Set down each entry from the block beneath, exactly as written.
--------
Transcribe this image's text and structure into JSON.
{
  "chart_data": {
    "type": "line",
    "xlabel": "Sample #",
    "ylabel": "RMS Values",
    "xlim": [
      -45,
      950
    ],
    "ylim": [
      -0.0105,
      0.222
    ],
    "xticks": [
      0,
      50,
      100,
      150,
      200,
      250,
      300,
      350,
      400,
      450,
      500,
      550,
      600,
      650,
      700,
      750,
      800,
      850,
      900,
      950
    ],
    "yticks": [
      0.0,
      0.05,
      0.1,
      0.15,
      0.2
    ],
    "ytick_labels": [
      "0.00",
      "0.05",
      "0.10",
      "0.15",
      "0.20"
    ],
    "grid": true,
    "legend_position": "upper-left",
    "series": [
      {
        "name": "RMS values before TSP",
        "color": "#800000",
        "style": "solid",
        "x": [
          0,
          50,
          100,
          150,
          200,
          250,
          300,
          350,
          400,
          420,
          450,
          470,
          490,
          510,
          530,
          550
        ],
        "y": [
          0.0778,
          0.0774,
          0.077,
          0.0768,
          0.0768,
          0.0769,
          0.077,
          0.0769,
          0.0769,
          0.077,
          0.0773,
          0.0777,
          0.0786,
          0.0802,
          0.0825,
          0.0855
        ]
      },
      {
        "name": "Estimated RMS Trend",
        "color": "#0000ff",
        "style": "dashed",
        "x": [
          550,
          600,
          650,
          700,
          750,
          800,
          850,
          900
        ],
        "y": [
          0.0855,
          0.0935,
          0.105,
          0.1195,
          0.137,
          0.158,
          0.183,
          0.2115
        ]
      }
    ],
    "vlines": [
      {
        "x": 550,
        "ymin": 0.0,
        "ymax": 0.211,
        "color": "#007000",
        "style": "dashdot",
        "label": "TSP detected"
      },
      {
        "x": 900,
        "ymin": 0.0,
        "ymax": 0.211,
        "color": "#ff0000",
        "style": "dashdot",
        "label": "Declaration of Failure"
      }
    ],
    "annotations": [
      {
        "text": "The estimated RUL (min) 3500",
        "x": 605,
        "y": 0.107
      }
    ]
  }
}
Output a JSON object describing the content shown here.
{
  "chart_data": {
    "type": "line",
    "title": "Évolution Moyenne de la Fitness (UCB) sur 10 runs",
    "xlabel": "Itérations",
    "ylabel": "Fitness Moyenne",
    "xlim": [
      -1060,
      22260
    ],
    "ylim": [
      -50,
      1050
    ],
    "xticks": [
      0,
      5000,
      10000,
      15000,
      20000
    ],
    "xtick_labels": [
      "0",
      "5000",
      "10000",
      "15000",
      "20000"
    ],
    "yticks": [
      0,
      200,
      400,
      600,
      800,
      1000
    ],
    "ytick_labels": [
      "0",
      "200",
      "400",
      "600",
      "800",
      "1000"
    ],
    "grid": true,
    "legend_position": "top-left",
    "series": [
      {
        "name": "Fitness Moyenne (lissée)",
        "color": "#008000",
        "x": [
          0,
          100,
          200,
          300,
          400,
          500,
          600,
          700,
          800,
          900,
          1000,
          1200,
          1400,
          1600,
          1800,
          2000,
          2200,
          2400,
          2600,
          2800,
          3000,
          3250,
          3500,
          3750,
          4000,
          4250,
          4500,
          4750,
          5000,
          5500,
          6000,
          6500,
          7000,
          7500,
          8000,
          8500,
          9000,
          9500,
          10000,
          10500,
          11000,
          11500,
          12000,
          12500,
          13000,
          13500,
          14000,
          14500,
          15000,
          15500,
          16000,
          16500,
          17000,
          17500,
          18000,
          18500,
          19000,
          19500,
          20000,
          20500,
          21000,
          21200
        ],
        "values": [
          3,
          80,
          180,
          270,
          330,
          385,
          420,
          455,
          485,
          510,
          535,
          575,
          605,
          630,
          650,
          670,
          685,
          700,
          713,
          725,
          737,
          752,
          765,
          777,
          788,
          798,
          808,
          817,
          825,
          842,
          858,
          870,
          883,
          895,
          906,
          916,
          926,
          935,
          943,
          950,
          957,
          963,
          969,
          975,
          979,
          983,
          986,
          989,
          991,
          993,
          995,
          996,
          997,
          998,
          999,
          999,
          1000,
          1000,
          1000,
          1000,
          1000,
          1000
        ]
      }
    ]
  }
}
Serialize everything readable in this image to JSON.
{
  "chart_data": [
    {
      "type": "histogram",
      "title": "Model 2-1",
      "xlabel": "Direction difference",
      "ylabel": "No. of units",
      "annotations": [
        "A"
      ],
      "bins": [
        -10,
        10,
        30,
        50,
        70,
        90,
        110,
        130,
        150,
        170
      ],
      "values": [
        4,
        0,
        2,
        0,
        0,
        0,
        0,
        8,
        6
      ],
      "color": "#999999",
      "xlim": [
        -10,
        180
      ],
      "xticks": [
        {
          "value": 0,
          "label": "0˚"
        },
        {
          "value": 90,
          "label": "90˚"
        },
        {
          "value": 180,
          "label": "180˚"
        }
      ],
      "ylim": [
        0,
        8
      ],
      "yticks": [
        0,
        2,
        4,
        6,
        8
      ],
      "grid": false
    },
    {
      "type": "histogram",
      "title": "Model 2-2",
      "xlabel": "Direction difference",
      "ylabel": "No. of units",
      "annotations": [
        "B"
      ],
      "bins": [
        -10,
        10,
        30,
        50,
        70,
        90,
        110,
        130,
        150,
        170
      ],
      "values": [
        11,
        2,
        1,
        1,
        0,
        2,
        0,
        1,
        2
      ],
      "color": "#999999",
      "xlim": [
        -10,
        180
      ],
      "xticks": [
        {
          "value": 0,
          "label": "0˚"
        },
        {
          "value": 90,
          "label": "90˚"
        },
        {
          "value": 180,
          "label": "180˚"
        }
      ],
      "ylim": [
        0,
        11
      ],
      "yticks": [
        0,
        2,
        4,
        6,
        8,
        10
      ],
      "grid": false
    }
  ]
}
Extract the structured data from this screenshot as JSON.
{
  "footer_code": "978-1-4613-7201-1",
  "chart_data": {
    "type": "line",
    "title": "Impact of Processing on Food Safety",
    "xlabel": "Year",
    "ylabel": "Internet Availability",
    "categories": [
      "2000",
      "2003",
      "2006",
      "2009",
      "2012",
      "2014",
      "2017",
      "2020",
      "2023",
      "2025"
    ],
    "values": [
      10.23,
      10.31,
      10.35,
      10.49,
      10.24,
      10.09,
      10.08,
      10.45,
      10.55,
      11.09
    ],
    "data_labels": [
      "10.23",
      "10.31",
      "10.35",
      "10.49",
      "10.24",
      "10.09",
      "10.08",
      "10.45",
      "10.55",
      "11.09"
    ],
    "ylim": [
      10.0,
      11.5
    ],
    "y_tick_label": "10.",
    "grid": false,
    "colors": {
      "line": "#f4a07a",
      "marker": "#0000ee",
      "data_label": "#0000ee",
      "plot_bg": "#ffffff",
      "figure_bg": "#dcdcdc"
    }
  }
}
--------
* Answer to this task:
Transcribe this image's text and structure into JSON.
{
  "chart_data": {
    "type": "line",
    "xlabel": "Sample #",
    "ylabel": "RMS Values",
    "xlim": [
      -45,
      950
    ],
    "ylim": [
      -0.0105,
      0.222
    ],
    "xticks": [
      0,
      50,
      100,
      150,
      200,
      250,
      300,
      350,
      400,
      450,
      500,
      550,
      600,
      650,
      700,
      750,
      800,
      850,
      900,
      950
    ],
    "yticks": [
      0.0,
      0.05,
      0.1,
      0.15,
      0.2
    ],
    "ytick_labels": [
      "0.00",
      "0.05",
      "0.10",
      "0.15",
      "0.20"
    ],
    "grid": true,
    "legend_position": "upper-left",
    "series": [
      {
        "name": "RMS values before TSP",
        "color": "#800000",
        "style": "solid",
        "x": [
          0,
          50,
          100,
          150,
          200,
          250,
          300,
          350,
          400,
          420,
          450,
          470,
          490,
          510,
          530,
          550
        ],
        "y": [
          0.0778,
          0.0774,
          0.077,
          0.0768,
          0.0768,
          0.0769,
          0.077,
          0.0769,
          0.0769,
          0.077,
          0.0773,
          0.0777,
          0.0786,
          0.0802,
          0.0825,
          0.0855
        ]
      },
      {
        "name": "Estimated RMS Trend",
        "color": "#0000ff",
        "style": "dashed",
        "x": [
          550,
          600,
          650,
          700,
          750,
          800,
          850,
          900
        ],
        "y": [
          0.0855,
          0.0935,
          0.105,
          0.1195,
          0.137,
          0.158,
          0.183,
          0.2115
        ]
      }
    ],
    "vlines": [
      {
        "x": 550,
        "ymin": 0.0,
        "ymax": 0.211,
        "color": "#007000",
        "style": "dashdot",
        "label": "TSP detected"
      },
      {
        "x": 900,
        "ymin": 0.0,
        "ymax": 0.211,
        "color": "#ff0000",
        "style": "dashdot",
        "label": "Declaration of Failure"
      }
    ],
    "annotations": [
      {
        "text": "The estimated RUL (min) 3500",
        "x": 605,
        "y": 0.107
      }
    ]
  }
}
Output a JSON object describing the content shown here.
{
  "chart_data": {
    "type": "line",
    "title": "Évolution Moyenne de la Fitness (UCB) sur 10 runs",
    "xlabel": "Itérations",
    "ylabel": "Fitness Moyenne",
    "xlim": [
      -1060,
      22260
    ],
    "ylim": [
      -50,
      1050
    ],
    "xticks": [
      0,
      5000,
      10000,
      15000,
      20000
    ],
    "xtick_labels": [
      "0",
      "5000",
      "10000",
      "15000",
      "20000"
    ],
    "yticks": [
      0,
      200,
      400,
      600,
      800,
      1000
    ],
    "ytick_labels": [
      "0",
      "200",
      "400",
      "600",
      "800",
      "1000"
    ],
    "grid": true,
    "legend_position": "top-left",
    "series": [
      {
        "name": "Fitness Moyenne (lissée)",
        "color": "#008000",
        "x": [
          0,
          100,
          200,
          300,
          400,
          500,
          600,
          700,
          800,
          900,
          1000,
          1200,
          1400,
          1600,
          1800,
          2000,
          2200,
          2400,
          2600,
          2800,
          3000,
          3250,
          3500,
          3750,
          4000,
          4250,
          4500,
          4750,
          5000,
          5500,
          6000,
          6500,
          7000,
          7500,
          8000,
          8500,
          9000,
          9500,
          10000,
          10500,
          11000,
          11500,
          12000,
          12500,
          13000,
          13500,
          14000,
          14500,
          15000,
          15500,
          16000,
          16500,
          17000,
          17500,
          18000,
          18500,
          19000,
          19500,
          20000,
          20500,
          21000,
          21200
        ],
        "values": [
          3,
          80,
          180,
          270,
          330,
          385,
          420,
          455,
          485,
          510,
          535,
          575,
          605,
          630,
          650,
          670,
          685,
          700,
          713,
          725,
          737,
          752,
          765,
          777,
          788,
          798,
          808,
          817,
          825,
          842,
          858,
          870,
          883,
          895,
          906,
          916,
          926,
          935,
          943,
          950,
          957,
          963,
          969,
          975,
          979,
          983,
          986,
          989,
          991,
          993,
          995,
          996,
          997,
          998,
          999,
          999,
          1000,
          1000,
          1000,
          1000,
          1000,
          1000
        ]
      }
    ]
  }
}
Serialize everything readable in this image to JSON.
{
  "chart_data": [
    {
      "type": "histogram",
      "title": "Model 2-1",
      "xlabel": "Direction difference",
      "ylabel": "No. of units",
      "annotations": [
        "A"
      ],
      "bins": [
        -10,
        10,
        30,
        50,
        70,
        90,
        110,
        130,
        150,
        170
      ],
      "values": [
        4,
        0,
        2,
        0,
        0,
        0,
        0,
        8,
        6
      ],
      "color": "#999999",
      "xlim": [
        -10,
        180
      ],
      "xticks": [
        {
          "value": 0,
          "label": "0˚"
        },
        {
          "value": 90,
          "label": "90˚"
        },
        {
          "value": 180,
          "label": "180˚"
        }
      ],
      "ylim": [
        0,
        8
      ],
      "yticks": [
        0,
        2,
        4,
        6,
        8
      ],
      "grid": false
    },
    {
      "type": "histogram",
      "title": "Model 2-2",
      "xlabel": "Direction difference",
      "ylabel": "No. of units",
      "annotations": [
        "B"
      ],
      "bins": [
        -10,
        10,
        30,
        50,
        70,
        90,
        110,
        130,
        150,
        170
      ],
      "values": [
        11,
        2,
        1,
        1,
        0,
        2,
        0,
        1,
        2
      ],
      "color": "#999999",
      "xlim": [
        -10,
        180
      ],
      "xticks": [
        {
          "value": 0,
          "label": "0˚"
        },
        {
          "value": 90,
          "label": "90˚"
        },
        {
          "value": 180,
          "label": "180˚"
        }
      ],
      "ylim": [
        0,
        11
      ],
      "yticks": [
        0,
        2,
        4,
        6,
        8,
        10
      ],
      "grid": false
    }
  ]
}
Extract the structured data from this screenshot as JSON.
{
  "footer_code": "978-1-4613-7201-1",
  "chart_data": {
    "type": "line",
    "title": "Impact of Processing on Food Safety",
    "xlabel": "Year",
    "ylabel": "Internet Availability",
    "categories": [
      "2000",
      "2003",
      "2006",
      "2009",
      "2012",
      "2014",
      "2017",
      "2020",
      "2023",
      "2025"
    ],
    "values": [
      10.23,
      10.31,
      10.35,
      10.49,
      10.24,
      10.09,
      10.08,
      10.45,
      10.55,
      11.09
    ],
    "data_labels": [
      "10.23",
      "10.31",
      "10.35",
      "10.49",
      "10.24",
      "10.09",
      "10.08",
      "10.45",
      "10.55",
      "11.09"
    ],
    "ylim": [
      10.0,
      11.5
    ],
    "y_tick_label": "10.",
    "grid": false,
    "colors": {
      "line": "#f4a07a",
      "marker": "#0000ee",
      "data_label": "#0000ee",
      "plot_bg": "#ffffff",
      "figure_bg": "#dcdcdc"
    }
  }
}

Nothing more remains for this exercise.